WHAT IS BEING ASKED | Could you transcribe every record below exactly as written, leaving out any pictures?

○ ○ ○

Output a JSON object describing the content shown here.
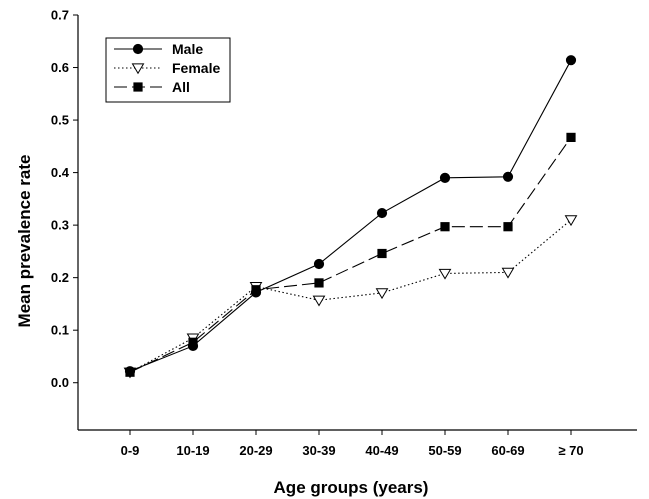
{
  "chart_data": {
    "type": "line",
    "title": "",
    "xlabel": "Age groups (years)",
    "ylabel": "Mean prevalence rate",
    "categories": [
      "0-9",
      "10-19",
      "20-29",
      "30-39",
      "40-49",
      "50-59",
      "60-69",
      "≥ 70"
    ],
    "y_ticks": [
      "0.0",
      "0.1",
      "0.2",
      "0.3",
      "0.4",
      "0.5",
      "0.6",
      "0.7"
    ],
    "ylim": [
      -0.09,
      0.7
    ],
    "grid": false,
    "legend_position": "top-left",
    "series": [
      {
        "name": "Male",
        "line_style": "solid",
        "marker": "filled-circle",
        "values": [
          0.022,
          0.07,
          0.172,
          0.226,
          0.323,
          0.39,
          0.392,
          0.614
        ]
      },
      {
        "name": "Female",
        "line_style": "dotted",
        "marker": "open-down-triangle",
        "values": [
          0.02,
          0.085,
          0.183,
          0.157,
          0.171,
          0.208,
          0.21,
          0.31
        ]
      },
      {
        "name": "All",
        "line_style": "dashed",
        "marker": "filled-square",
        "values": [
          0.02,
          0.077,
          0.177,
          0.19,
          0.246,
          0.297,
          0.297,
          0.467
        ]
      }
    ],
    "colors": {
      "line": "#000000",
      "background": "#ffffff"
    }
  }
}
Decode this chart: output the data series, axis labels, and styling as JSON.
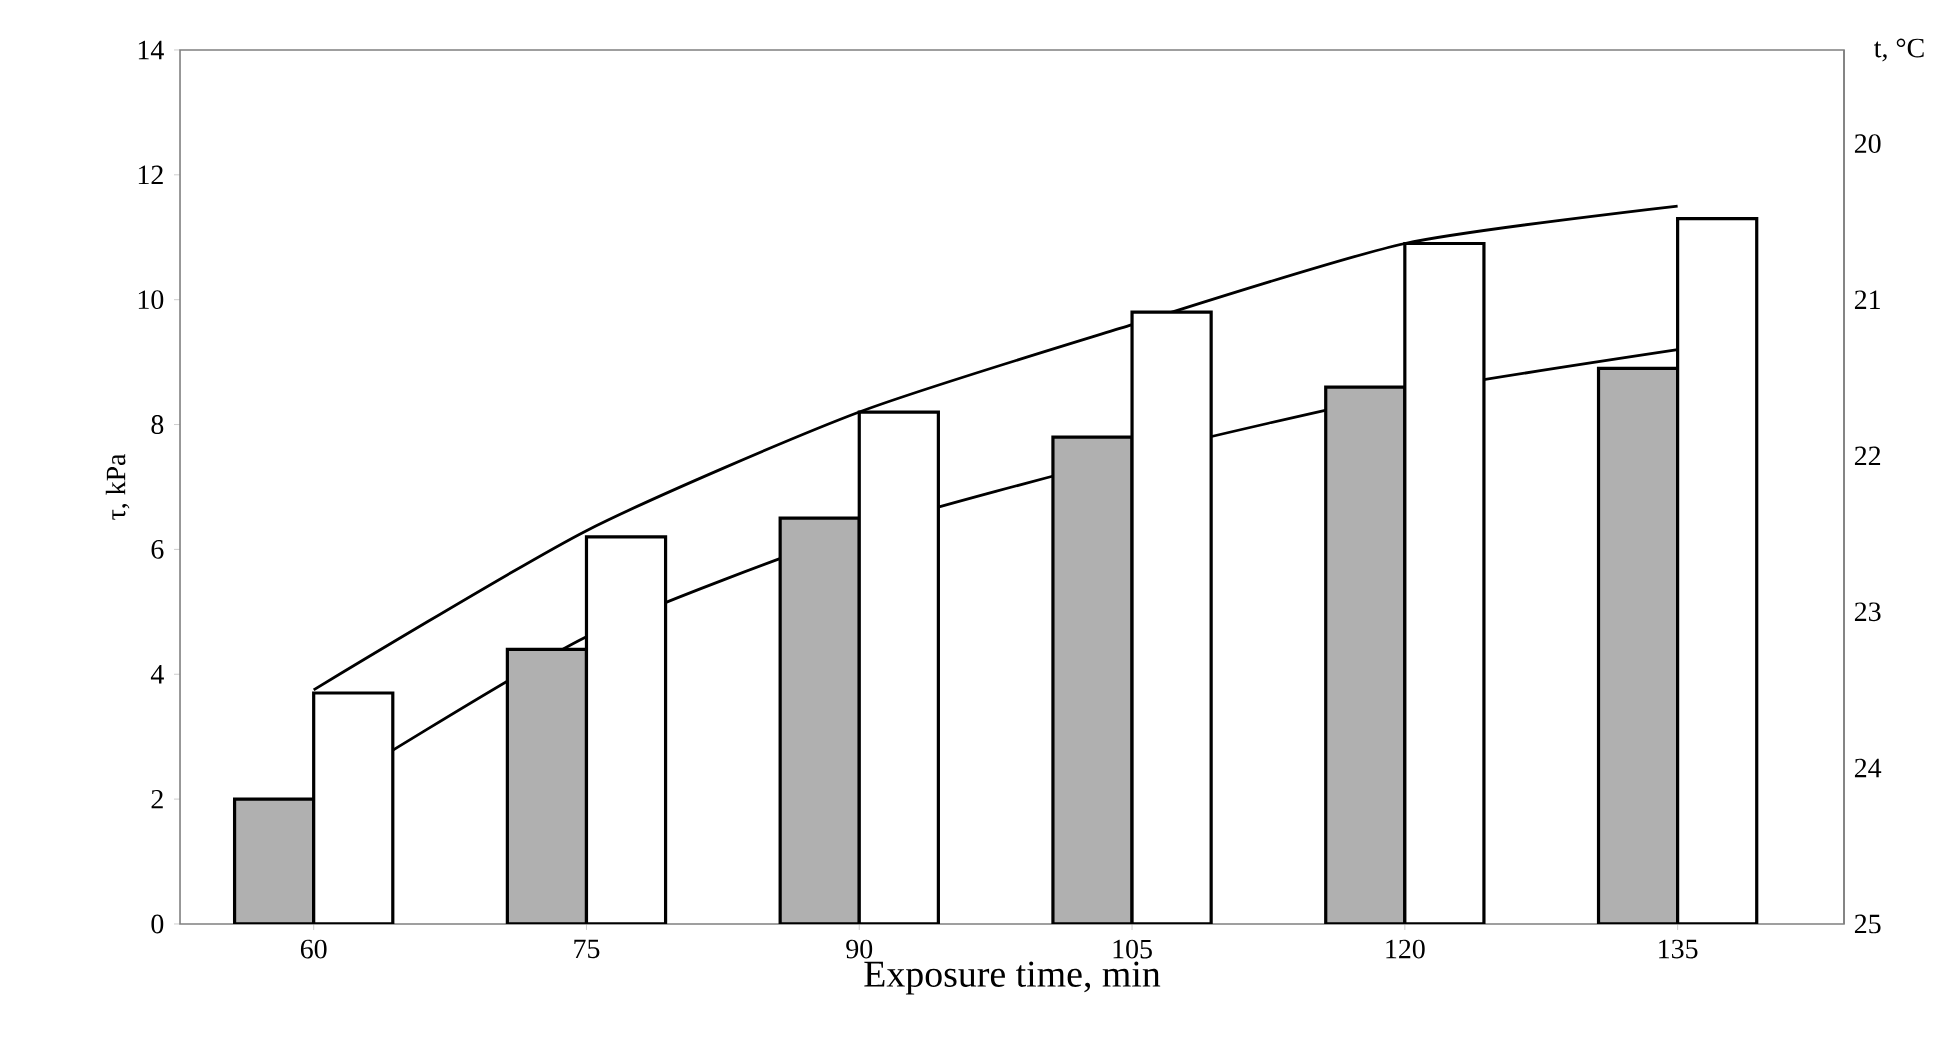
{
  "chart_data": {
    "type": "bar",
    "xlabel": "Exposure time, min",
    "ylabel": "τ, kPa",
    "y2label": "t, °C",
    "categories": [
      "60",
      "75",
      "90",
      "105",
      "120",
      "135"
    ],
    "ylim": [
      0,
      14
    ],
    "yticks": [
      0,
      2,
      4,
      6,
      8,
      10,
      12,
      14
    ],
    "y2lim": [
      25,
      19.4
    ],
    "y2ticks": [
      20,
      21,
      22,
      23,
      24,
      25
    ],
    "marker": "none",
    "line_style": "solid",
    "series": [
      {
        "color": "#b0b0b0",
        "values": [
          2.0,
          4.4,
          6.5,
          7.8,
          8.6,
          8.9
        ]
      },
      {
        "color": "#ffffff",
        "values": [
          3.7,
          6.2,
          8.2,
          9.8,
          10.9,
          11.3
        ]
      },
      {
        "type": "line",
        "color": "#000000",
        "values": [
          3.75,
          6.3,
          8.2,
          9.6,
          10.9,
          11.5
        ]
      },
      {
        "type": "line",
        "color": "#000000",
        "values": [
          2.0,
          4.6,
          6.3,
          7.5,
          8.5,
          9.2
        ]
      }
    ]
  }
}
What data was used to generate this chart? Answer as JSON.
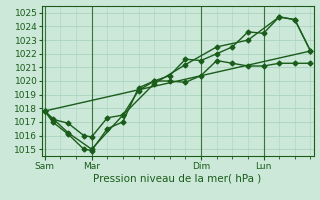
{
  "xlabel": "Pression niveau de la mer( hPa )",
  "bg_color": "#cce8d8",
  "grid_color": "#aad4bf",
  "line_color": "#1a5c1a",
  "ylim": [
    1014.5,
    1025.5
  ],
  "day_labels": [
    "Sam",
    "Mar",
    "Dim",
    "Lun"
  ],
  "day_positions": [
    0,
    3,
    10,
    14
  ],
  "xlim": [
    -0.2,
    17.2
  ],
  "series1_x": [
    0,
    0.5,
    1.5,
    2.5,
    3.0,
    4.0,
    5.0,
    6.0,
    7.0,
    8.0,
    9.0,
    10.0,
    11.0,
    12.0,
    13.0,
    14.0,
    15.0,
    16.0,
    17.0
  ],
  "series1_y": [
    1017.8,
    1017.2,
    1016.9,
    1016.0,
    1015.9,
    1017.3,
    1017.5,
    1019.3,
    1020.0,
    1020.0,
    1019.9,
    1020.4,
    1021.5,
    1021.3,
    1021.1,
    1021.1,
    1021.3,
    1021.3,
    1021.3
  ],
  "series2_x": [
    0,
    0.5,
    1.5,
    2.5,
    3.0,
    4.0,
    5.0,
    6.0,
    7.0,
    8.0,
    9.0,
    10.0,
    11.0,
    12.0,
    13.0,
    14.0,
    15.0,
    16.0,
    17.0
  ],
  "series2_y": [
    1017.8,
    1017.0,
    1016.1,
    1015.0,
    1014.9,
    1016.5,
    1017.0,
    1019.5,
    1020.0,
    1020.4,
    1021.6,
    1021.5,
    1022.0,
    1022.5,
    1023.6,
    1023.5,
    1024.7,
    1024.5,
    1022.2
  ],
  "series3_x": [
    0,
    1.5,
    3.0,
    5.0,
    7.0,
    9.0,
    11.0,
    13.0,
    15.0,
    16.0,
    17.0
  ],
  "series3_y": [
    1017.8,
    1016.2,
    1015.0,
    1017.5,
    1019.8,
    1021.2,
    1022.5,
    1023.0,
    1024.7,
    1024.5,
    1022.2
  ],
  "series4_x": [
    0,
    17.0
  ],
  "series4_y": [
    1017.8,
    1022.2
  ],
  "yticks": [
    1015,
    1016,
    1017,
    1018,
    1019,
    1020,
    1021,
    1022,
    1023,
    1024,
    1025
  ],
  "marker_size": 2.5,
  "line_width": 1.0,
  "fontsize_tick": 6.5,
  "fontsize_label": 7.5
}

○ ○ ○

FINAL ANSWER |
Output a JSON object describing the content shown here.
{
  "chart_data": {
    "type": "line",
    "title": "",
    "xlabel": "Age groups (years)",
    "ylabel": "Mean prevalence rate",
    "categories": [
      "0-9",
      "10-19",
      "20-29",
      "30-39",
      "40-49",
      "50-59",
      "60-69",
      "≥ 70"
    ],
    "y_ticks": [
      "0.0",
      "0.1",
      "0.2",
      "0.3",
      "0.4",
      "0.5",
      "0.6",
      "0.7"
    ],
    "ylim": [
      -0.09,
      0.7
    ],
    "grid": false,
    "legend_position": "top-left",
    "series": [
      {
        "name": "Male",
        "line_style": "solid",
        "marker": "filled-circle",
        "values": [
          0.022,
          0.07,
          0.172,
          0.226,
          0.323,
          0.39,
          0.392,
          0.614
        ]
      },
      {
        "name": "Female",
        "line_style": "dotted",
        "marker": "open-down-triangle",
        "values": [
          0.02,
          0.085,
          0.183,
          0.157,
          0.171,
          0.208,
          0.21,
          0.31
        ]
      },
      {
        "name": "All",
        "line_style": "dashed",
        "marker": "filled-square",
        "values": [
          0.02,
          0.077,
          0.177,
          0.19,
          0.246,
          0.297,
          0.297,
          0.467
        ]
      }
    ],
    "colors": {
      "line": "#000000",
      "background": "#ffffff"
    }
  }
}
Decode this chart: output the data series, axis labels, and styling as JSON.
{
  "chart_data": {
    "type": "bar",
    "xlabel": "Exposure time, min",
    "ylabel": "τ, kPa",
    "y2label": "t, °C",
    "categories": [
      "60",
      "75",
      "90",
      "105",
      "120",
      "135"
    ],
    "ylim": [
      0,
      14
    ],
    "yticks": [
      0,
      2,
      4,
      6,
      8,
      10,
      12,
      14
    ],
    "y2lim": [
      25,
      19.4
    ],
    "y2ticks": [
      20,
      21,
      22,
      23,
      24,
      25
    ],
    "marker": "none",
    "line_style": "solid",
    "series": [
      {
        "color": "#b0b0b0",
        "values": [
          2.0,
          4.4,
          6.5,
          7.8,
          8.6,
          8.9
        ]
      },
      {
        "color": "#ffffff",
        "values": [
          3.7,
          6.2,
          8.2,
          9.8,
          10.9,
          11.3
        ]
      },
      {
        "type": "line",
        "color": "#000000",
        "values": [
          3.75,
          6.3,
          8.2,
          9.6,
          10.9,
          11.5
        ]
      },
      {
        "type": "line",
        "color": "#000000",
        "values": [
          2.0,
          4.6,
          6.3,
          7.5,
          8.5,
          9.2
        ]
      }
    ]
  }
}
What data was used to generate this chart? Answer as JSON.
{
  "xlabel": "Pression niveau de la mer( hPa )",
  "bg_color": "#cce8d8",
  "grid_color": "#aad4bf",
  "line_color": "#1a5c1a",
  "ylim": [
    1014.5,
    1025.5
  ],
  "day_labels": [
    "Sam",
    "Mar",
    "Dim",
    "Lun"
  ],
  "day_positions": [
    0,
    3,
    10,
    14
  ],
  "xlim": [
    -0.2,
    17.2
  ],
  "series1_x": [
    0,
    0.5,
    1.5,
    2.5,
    3.0,
    4.0,
    5.0,
    6.0,
    7.0,
    8.0,
    9.0,
    10.0,
    11.0,
    12.0,
    13.0,
    14.0,
    15.0,
    16.0,
    17.0
  ],
  "series1_y": [
    1017.8,
    1017.2,
    1016.9,
    1016.0,
    1015.9,
    1017.3,
    1017.5,
    1019.3,
    1020.0,
    1020.0,
    1019.9,
    1020.4,
    1021.5,
    1021.3,
    1021.1,
    1021.1,
    1021.3,
    1021.3,
    1021.3
  ],
  "series2_x": [
    0,
    0.5,
    1.5,
    2.5,
    3.0,
    4.0,
    5.0,
    6.0,
    7.0,
    8.0,
    9.0,
    10.0,
    11.0,
    12.0,
    13.0,
    14.0,
    15.0,
    16.0,
    17.0
  ],
  "series2_y": [
    1017.8,
    1017.0,
    1016.1,
    1015.0,
    1014.9,
    1016.5,
    1017.0,
    1019.5,
    1020.0,
    1020.4,
    1021.6,
    1021.5,
    1022.0,
    1022.5,
    1023.6,
    1023.5,
    1024.7,
    1024.5,
    1022.2
  ],
  "series3_x": [
    0,
    1.5,
    3.0,
    5.0,
    7.0,
    9.0,
    11.0,
    13.0,
    15.0,
    16.0,
    17.0
  ],
  "series3_y": [
    1017.8,
    1016.2,
    1015.0,
    1017.5,
    1019.8,
    1021.2,
    1022.5,
    1023.0,
    1024.7,
    1024.5,
    1022.2
  ],
  "series4_x": [
    0,
    17.0
  ],
  "series4_y": [
    1017.8,
    1022.2
  ],
  "yticks": [
    1015,
    1016,
    1017,
    1018,
    1019,
    1020,
    1021,
    1022,
    1023,
    1024,
    1025
  ],
  "marker_size": 2.5,
  "line_width": 1.0,
  "fontsize_tick": 6.5,
  "fontsize_label": 7.5
}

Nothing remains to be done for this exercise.